TO DO:
Copy the following entries word for word, beginning at the line that contains "cve-cell[interactable]: CVE-2023-1234: [87, 530, 191, 546]" and stopping after the line that contains "col-layer[interactable]: Layer: [278, 441, 317, 457]".

DATA:
* begin *

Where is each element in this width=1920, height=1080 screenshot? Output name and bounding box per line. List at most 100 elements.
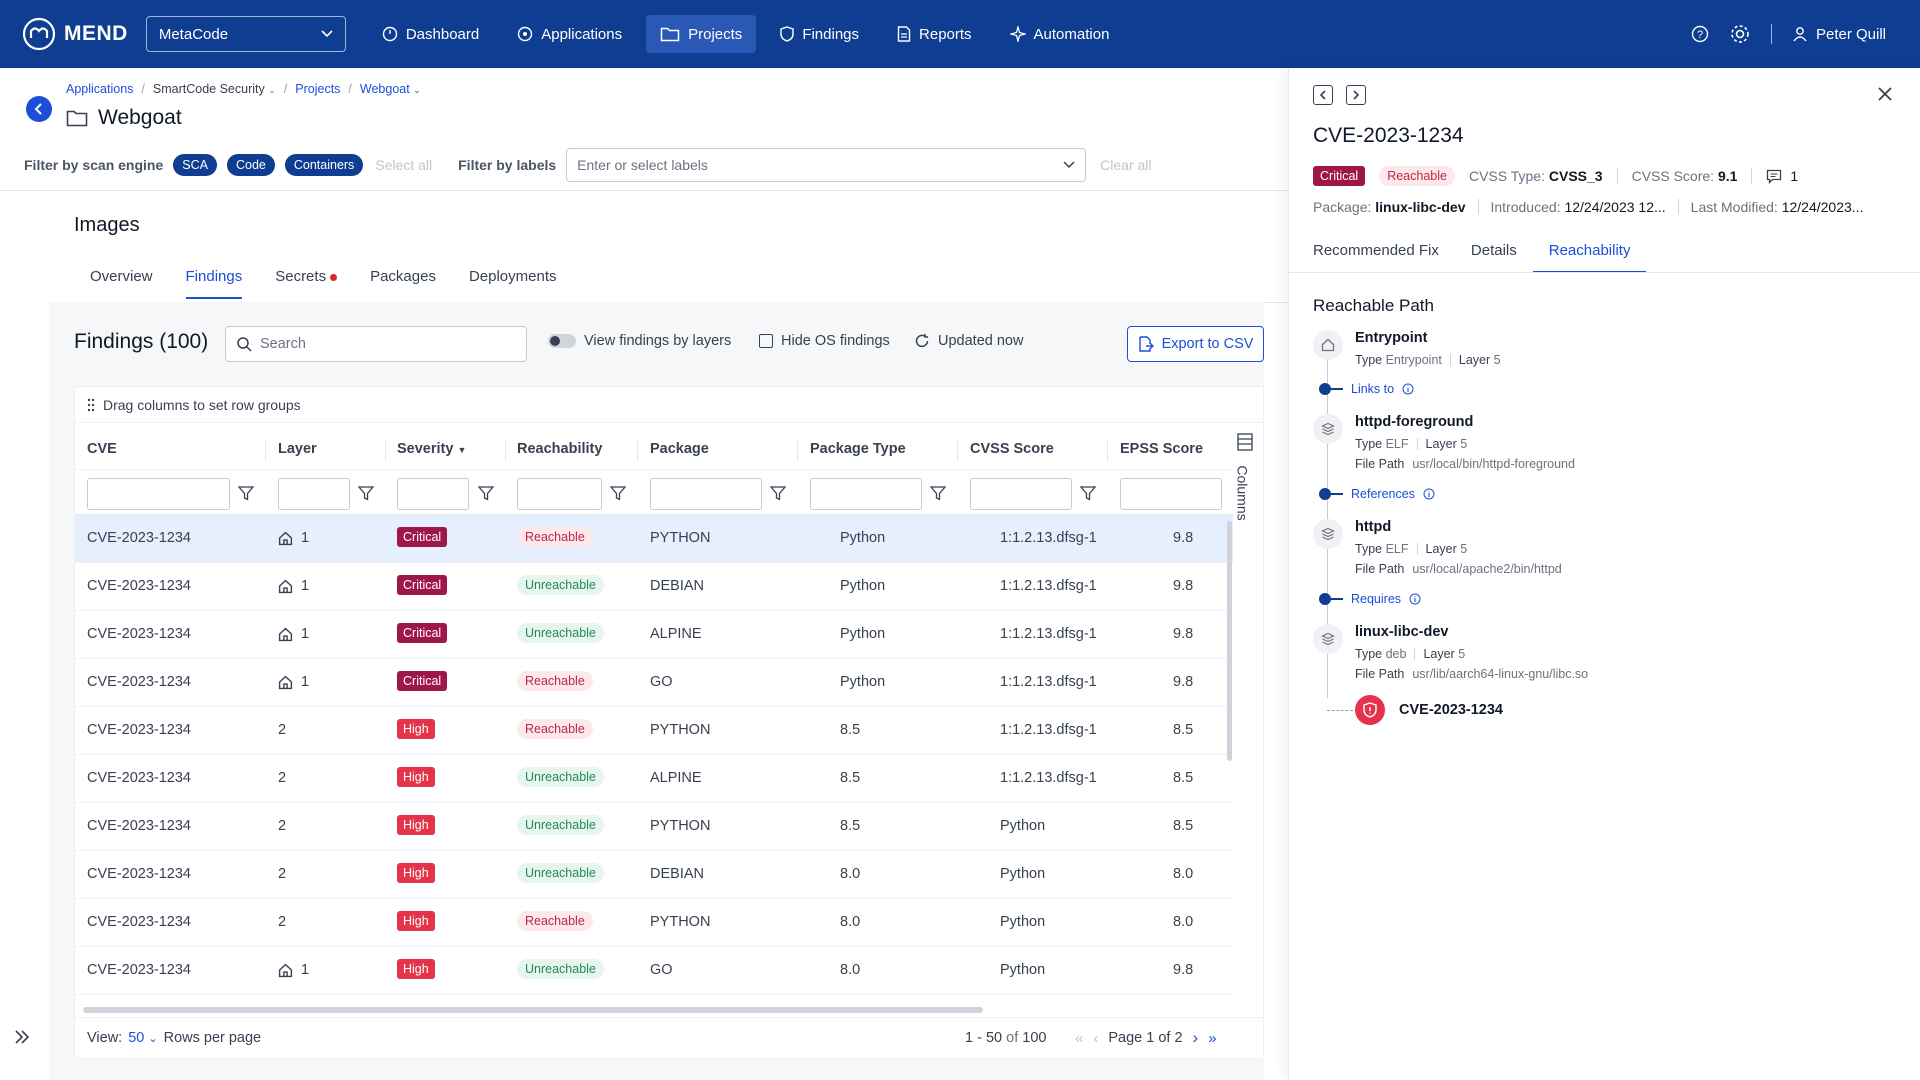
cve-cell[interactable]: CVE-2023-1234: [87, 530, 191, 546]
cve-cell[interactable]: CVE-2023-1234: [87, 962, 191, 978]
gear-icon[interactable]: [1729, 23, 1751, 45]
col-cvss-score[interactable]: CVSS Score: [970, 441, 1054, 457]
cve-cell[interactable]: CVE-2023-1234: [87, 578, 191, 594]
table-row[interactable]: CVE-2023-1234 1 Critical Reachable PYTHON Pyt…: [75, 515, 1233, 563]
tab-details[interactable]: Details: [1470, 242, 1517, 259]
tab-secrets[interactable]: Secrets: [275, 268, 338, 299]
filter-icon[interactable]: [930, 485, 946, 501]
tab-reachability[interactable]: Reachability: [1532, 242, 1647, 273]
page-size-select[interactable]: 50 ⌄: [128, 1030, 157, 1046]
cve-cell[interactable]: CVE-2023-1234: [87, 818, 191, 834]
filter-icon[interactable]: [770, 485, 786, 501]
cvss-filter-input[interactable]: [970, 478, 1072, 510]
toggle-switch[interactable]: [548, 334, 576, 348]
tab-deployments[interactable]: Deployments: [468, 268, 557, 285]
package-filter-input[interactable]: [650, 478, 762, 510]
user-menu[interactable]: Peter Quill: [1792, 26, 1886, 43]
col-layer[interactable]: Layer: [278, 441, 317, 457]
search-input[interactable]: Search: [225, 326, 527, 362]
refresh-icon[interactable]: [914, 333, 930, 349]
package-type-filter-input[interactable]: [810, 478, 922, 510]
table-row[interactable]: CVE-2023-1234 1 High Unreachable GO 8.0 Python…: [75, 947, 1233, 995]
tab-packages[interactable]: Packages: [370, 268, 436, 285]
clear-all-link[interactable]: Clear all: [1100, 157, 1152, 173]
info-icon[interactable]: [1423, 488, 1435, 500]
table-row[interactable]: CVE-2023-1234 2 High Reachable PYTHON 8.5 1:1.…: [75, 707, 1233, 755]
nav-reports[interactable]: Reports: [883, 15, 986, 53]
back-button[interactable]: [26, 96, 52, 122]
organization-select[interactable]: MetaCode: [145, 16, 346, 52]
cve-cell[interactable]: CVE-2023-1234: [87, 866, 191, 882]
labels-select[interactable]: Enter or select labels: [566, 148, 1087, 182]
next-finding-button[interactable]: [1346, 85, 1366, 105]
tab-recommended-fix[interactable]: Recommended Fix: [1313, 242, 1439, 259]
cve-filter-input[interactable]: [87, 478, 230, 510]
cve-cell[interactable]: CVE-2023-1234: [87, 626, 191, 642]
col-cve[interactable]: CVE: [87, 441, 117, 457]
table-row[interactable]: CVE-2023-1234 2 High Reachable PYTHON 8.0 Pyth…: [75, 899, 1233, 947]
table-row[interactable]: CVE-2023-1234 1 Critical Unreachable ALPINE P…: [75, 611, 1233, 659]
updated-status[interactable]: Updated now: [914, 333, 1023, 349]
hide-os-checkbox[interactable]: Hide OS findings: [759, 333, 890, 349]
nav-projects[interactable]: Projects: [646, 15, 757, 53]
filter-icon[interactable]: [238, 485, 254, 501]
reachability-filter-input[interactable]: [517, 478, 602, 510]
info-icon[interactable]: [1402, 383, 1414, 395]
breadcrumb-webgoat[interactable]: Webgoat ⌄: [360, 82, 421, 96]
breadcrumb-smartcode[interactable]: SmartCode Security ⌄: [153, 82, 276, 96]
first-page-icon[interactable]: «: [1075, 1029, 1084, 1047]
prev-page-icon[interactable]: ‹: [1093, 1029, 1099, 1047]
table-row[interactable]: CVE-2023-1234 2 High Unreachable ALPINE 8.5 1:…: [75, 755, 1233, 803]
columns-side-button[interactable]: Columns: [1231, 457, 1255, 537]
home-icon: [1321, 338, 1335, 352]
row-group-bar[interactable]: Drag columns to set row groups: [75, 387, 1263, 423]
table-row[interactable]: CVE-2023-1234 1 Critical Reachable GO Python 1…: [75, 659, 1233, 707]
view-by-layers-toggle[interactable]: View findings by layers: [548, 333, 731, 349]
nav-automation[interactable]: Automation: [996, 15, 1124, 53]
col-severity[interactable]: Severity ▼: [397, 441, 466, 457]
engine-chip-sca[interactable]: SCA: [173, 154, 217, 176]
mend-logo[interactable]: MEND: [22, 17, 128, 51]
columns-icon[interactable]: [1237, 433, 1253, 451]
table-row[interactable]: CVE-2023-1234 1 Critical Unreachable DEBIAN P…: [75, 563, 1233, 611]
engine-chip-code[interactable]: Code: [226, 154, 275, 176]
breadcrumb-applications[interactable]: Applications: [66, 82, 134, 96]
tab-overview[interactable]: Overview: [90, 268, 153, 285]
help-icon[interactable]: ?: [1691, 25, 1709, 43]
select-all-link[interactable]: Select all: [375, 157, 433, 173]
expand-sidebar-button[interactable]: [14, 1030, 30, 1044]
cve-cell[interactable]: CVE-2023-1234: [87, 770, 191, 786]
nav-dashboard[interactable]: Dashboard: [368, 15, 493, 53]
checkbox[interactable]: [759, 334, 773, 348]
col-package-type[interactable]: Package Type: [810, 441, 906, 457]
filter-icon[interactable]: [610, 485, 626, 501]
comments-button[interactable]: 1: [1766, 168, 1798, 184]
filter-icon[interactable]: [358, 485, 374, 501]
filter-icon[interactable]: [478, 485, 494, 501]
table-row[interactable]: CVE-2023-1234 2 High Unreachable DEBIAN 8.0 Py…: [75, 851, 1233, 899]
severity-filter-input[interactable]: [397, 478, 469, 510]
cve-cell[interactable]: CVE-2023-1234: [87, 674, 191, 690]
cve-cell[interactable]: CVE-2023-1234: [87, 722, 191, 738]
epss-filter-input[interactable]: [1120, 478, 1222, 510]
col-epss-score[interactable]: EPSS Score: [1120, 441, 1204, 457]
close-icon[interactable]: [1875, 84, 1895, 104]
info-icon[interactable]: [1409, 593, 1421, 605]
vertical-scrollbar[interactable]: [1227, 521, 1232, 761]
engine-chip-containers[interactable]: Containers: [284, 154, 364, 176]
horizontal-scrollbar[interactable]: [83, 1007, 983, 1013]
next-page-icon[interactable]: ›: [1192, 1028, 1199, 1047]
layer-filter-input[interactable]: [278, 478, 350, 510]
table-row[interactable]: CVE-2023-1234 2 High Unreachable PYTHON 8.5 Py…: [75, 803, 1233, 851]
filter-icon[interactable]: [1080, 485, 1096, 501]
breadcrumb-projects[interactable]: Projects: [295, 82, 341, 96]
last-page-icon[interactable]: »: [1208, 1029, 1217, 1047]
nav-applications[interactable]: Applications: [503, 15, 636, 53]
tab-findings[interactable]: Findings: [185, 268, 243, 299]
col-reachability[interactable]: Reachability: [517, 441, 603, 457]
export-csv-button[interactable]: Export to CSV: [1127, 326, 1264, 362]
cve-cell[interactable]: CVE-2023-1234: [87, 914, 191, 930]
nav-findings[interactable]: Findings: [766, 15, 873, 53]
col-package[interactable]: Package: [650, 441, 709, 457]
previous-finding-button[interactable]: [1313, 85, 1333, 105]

* end *

TASK ANSWER:
cve-cell[interactable]: CVE-2023-1234: [87, 530, 191, 546]
cve-cell[interactable]: CVE-2023-1234: [87, 962, 191, 978]
gear-icon[interactable]: [1729, 23, 1751, 45]
col-cvss-score[interactable]: CVSS Score: [970, 441, 1054, 457]
cve-cell[interactable]: CVE-2023-1234: [87, 578, 191, 594]
table-row[interactable]: CVE-2023-1234 1 Critical Reachable PYTHON Pyt…: [75, 515, 1233, 563]
tab-details[interactable]: Details: [1470, 242, 1517, 259]
tab-secrets[interactable]: Secrets: [275, 268, 338, 299]
filter-icon[interactable]: [930, 485, 946, 501]
tab-reachability[interactable]: Reachability: [1532, 242, 1647, 273]
page-size-select[interactable]: 50 ⌄: [128, 1030, 157, 1046]
cve-cell[interactable]: CVE-2023-1234: [87, 818, 191, 834]
filter-icon[interactable]: [770, 485, 786, 501]
cvss-filter-input[interactable]: [970, 478, 1072, 510]
toggle-switch[interactable]: [548, 334, 576, 348]
tab-deployments[interactable]: Deployments: [468, 268, 557, 285]
package-filter-input[interactable]: [650, 478, 762, 510]
user-menu[interactable]: Peter Quill: [1792, 26, 1886, 43]
col-layer[interactable]: Layer: [278, 441, 317, 457]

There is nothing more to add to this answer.